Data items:
==========
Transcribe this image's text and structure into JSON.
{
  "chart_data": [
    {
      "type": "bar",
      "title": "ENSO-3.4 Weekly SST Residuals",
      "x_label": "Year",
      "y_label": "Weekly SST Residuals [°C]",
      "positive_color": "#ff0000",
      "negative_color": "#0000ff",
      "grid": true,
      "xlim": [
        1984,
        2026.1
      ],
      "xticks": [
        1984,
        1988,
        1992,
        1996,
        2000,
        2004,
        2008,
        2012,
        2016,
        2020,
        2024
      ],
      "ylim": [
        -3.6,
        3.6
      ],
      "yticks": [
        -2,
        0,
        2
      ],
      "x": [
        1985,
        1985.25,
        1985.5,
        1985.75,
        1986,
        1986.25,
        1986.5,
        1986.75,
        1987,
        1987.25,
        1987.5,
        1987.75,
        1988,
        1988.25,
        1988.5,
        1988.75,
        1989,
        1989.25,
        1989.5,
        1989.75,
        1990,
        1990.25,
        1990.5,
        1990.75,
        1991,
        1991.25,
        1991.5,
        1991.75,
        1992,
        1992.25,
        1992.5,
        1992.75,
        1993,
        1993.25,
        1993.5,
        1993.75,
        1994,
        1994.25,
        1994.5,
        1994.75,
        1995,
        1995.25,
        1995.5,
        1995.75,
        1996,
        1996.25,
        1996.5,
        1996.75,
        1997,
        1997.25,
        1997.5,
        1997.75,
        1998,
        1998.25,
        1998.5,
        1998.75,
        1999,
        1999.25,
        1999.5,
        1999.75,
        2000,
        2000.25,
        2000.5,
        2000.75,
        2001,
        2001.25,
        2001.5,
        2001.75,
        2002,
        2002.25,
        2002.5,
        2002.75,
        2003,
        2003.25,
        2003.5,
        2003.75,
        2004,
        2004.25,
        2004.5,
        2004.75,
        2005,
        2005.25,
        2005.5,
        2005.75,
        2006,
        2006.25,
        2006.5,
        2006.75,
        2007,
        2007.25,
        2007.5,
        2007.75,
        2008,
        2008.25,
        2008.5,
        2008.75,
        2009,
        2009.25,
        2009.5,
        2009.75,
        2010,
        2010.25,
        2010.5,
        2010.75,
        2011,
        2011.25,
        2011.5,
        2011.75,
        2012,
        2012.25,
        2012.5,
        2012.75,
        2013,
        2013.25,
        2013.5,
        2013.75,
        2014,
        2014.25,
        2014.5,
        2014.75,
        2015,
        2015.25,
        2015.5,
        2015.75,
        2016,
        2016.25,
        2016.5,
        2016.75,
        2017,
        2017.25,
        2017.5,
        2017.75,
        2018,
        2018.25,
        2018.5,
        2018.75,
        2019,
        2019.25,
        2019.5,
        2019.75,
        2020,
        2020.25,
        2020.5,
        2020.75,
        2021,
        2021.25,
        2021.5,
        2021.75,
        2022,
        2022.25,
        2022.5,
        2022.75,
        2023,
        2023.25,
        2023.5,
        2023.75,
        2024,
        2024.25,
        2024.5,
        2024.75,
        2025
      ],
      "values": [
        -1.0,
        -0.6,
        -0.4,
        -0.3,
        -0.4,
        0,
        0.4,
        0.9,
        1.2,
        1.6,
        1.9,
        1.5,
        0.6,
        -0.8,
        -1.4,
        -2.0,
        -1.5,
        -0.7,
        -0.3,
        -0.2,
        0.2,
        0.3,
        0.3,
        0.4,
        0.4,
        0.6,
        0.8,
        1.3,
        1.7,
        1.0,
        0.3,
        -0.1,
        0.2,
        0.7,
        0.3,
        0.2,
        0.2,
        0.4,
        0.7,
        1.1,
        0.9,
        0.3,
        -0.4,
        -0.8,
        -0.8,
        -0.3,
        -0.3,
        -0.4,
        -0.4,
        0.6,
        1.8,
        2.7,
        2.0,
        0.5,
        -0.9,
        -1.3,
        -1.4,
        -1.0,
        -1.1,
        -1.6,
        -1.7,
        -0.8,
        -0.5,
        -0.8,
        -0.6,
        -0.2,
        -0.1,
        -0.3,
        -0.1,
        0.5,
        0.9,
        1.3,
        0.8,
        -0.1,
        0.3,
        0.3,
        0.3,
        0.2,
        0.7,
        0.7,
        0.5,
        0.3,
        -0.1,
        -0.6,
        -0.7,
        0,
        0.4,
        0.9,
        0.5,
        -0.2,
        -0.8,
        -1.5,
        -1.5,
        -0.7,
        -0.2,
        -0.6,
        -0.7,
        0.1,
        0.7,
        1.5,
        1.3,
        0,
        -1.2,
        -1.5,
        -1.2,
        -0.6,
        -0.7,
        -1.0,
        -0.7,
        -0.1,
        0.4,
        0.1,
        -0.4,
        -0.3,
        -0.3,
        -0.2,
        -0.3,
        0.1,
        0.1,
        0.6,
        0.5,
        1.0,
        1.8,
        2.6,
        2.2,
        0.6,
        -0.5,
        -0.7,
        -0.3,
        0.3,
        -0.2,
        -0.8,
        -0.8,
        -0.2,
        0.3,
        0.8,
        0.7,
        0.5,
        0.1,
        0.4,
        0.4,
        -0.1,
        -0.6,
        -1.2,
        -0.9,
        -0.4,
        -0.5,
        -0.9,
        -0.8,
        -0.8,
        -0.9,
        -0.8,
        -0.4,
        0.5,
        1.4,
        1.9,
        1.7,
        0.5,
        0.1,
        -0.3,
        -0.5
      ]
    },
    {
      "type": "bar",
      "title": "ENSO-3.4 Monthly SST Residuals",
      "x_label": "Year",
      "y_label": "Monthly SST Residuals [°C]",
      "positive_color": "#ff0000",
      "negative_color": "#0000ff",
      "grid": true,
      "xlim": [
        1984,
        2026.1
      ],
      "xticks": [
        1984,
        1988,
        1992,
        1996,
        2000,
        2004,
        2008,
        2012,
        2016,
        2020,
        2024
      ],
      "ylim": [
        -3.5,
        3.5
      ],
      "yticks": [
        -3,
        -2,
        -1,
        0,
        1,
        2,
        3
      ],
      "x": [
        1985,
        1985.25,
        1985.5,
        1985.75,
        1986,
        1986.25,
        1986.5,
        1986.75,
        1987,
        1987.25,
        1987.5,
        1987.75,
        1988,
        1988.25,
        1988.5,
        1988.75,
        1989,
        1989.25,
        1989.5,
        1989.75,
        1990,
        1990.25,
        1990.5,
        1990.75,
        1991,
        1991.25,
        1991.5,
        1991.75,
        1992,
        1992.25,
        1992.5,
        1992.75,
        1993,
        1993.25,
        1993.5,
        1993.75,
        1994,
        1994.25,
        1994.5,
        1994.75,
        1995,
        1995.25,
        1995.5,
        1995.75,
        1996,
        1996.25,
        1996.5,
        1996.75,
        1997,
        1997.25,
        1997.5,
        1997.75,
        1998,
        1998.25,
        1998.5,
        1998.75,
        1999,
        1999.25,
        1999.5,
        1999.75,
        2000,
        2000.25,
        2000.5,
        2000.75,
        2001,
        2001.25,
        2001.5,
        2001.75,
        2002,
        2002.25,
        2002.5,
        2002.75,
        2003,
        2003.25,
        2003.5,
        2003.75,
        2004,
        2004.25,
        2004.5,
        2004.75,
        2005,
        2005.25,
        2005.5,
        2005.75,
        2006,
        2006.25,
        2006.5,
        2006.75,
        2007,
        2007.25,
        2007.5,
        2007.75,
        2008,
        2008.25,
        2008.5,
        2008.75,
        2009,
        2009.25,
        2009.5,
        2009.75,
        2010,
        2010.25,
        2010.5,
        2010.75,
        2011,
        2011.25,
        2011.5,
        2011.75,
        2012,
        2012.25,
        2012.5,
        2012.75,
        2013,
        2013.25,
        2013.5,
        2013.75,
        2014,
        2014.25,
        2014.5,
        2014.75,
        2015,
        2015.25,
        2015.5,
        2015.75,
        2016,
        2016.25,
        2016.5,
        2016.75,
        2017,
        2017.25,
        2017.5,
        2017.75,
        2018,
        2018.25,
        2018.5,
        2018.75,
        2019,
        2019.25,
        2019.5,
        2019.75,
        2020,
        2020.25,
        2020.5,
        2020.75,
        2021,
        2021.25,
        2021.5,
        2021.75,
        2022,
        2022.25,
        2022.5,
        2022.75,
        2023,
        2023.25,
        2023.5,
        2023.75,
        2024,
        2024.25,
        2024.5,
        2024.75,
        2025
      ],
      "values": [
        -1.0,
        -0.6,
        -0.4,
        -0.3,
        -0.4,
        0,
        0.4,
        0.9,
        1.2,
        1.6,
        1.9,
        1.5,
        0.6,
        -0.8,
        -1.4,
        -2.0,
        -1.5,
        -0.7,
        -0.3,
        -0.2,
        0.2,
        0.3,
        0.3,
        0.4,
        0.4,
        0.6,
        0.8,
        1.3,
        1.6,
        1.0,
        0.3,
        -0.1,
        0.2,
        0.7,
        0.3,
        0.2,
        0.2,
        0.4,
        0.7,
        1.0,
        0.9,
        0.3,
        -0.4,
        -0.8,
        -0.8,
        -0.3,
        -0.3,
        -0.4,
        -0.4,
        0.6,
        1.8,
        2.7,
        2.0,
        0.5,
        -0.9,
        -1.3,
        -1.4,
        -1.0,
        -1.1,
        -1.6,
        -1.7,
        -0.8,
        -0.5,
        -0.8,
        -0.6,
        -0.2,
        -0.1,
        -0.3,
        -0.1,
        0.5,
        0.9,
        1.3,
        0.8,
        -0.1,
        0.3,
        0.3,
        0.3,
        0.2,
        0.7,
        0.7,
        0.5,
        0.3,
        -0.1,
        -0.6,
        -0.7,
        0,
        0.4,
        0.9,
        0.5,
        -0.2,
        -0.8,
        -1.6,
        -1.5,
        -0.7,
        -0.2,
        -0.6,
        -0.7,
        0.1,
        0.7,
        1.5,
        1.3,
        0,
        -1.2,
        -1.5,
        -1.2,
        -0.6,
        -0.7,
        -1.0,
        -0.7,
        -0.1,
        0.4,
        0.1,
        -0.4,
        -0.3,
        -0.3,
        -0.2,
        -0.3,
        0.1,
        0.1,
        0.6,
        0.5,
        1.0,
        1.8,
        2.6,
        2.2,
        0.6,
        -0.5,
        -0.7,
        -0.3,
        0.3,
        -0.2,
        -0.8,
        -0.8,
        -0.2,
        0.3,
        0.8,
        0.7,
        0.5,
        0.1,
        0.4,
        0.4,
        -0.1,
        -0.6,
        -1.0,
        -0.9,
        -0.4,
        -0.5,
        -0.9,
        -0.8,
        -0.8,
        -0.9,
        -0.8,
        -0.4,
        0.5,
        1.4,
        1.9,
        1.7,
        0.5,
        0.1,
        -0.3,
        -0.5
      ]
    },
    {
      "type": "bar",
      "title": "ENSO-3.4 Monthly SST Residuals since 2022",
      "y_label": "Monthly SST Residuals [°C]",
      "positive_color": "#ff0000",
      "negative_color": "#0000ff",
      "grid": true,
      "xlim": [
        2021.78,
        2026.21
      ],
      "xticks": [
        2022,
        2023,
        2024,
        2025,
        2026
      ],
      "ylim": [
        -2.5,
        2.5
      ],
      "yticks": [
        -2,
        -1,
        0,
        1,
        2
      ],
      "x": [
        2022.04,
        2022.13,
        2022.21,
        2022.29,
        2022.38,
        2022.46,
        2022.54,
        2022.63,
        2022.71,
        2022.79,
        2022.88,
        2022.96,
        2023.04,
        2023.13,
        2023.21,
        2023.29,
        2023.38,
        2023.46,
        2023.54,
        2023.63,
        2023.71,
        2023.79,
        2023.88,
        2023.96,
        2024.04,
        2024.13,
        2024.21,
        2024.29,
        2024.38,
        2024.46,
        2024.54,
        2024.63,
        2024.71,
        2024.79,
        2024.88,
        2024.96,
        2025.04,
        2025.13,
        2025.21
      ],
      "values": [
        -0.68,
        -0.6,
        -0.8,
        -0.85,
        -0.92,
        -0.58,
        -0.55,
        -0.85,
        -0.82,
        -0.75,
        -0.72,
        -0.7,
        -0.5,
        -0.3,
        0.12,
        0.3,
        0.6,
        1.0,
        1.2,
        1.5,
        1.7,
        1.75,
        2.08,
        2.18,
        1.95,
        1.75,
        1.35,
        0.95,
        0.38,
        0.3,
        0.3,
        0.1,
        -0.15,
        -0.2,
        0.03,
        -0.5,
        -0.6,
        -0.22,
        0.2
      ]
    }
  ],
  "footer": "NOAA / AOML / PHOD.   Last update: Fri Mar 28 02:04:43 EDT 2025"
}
==========
Instructions to follow: Give the number of lines in the material above that have the word "title" in them, and nothing more.

Output for this exercise: 3